Stored data entries:
•••
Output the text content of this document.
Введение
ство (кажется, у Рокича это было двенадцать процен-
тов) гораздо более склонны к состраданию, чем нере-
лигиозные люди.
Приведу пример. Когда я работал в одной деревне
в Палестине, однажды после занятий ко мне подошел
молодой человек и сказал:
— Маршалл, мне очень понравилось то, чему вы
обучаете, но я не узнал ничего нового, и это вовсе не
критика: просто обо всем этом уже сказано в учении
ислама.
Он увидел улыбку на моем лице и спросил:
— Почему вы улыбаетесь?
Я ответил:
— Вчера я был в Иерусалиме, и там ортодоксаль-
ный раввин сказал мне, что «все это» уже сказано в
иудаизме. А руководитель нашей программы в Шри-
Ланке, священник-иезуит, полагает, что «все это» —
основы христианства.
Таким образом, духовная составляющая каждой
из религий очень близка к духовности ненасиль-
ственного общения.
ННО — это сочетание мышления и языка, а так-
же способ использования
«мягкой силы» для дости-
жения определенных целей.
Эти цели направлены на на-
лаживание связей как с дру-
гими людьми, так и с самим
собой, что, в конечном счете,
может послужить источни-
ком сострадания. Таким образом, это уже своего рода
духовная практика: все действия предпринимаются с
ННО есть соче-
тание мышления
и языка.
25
•••
Every entry above should be retyped exactly as shown.

EXERCISE OUTPUT:
Output the text content of this document.
Введение
ство (кажется, у Рокича это было двенадцать процен-
тов) гораздо более склонны к состраданию, чем нере-
лигиозные люди.
Приведу пример. Когда я работал в одной деревне
в Палестине, однажды после занятий ко мне подошел
молодой человек и сказал:
— Маршалл, мне очень понравилось то, чему вы
обучаете, но я не узнал ничего нового, и это вовсе не
критика: просто обо всем этом уже сказано в учении
ислама.
Он увидел улыбку на моем лице и спросил:
— Почему вы улыбаетесь?
Я ответил:
— Вчера я был в Иерусалиме, и там ортодоксаль-
ный раввин сказал мне, что «все это» уже сказано в
иудаизме. А руководитель нашей программы в Шри-
Ланке, священник-иезуит, полагает, что «все это» —
основы христианства.
Таким образом, духовная составляющая каждой
из религий очень близка к духовности ненасиль-
ственного общения.
ННО — это сочетание мышления и языка, а так-
же способ использования
«мягкой силы» для дости-
жения определенных целей.
Эти цели направлены на на-
лаживание связей как с дру-
гими людьми, так и с самим
собой, что, в конечном счете,
может послужить источни-
ком сострадания. Таким образом, это уже своего рода
духовная практика: все действия предпринимаются с
ННО есть соче-
тание мышления
и языка.
25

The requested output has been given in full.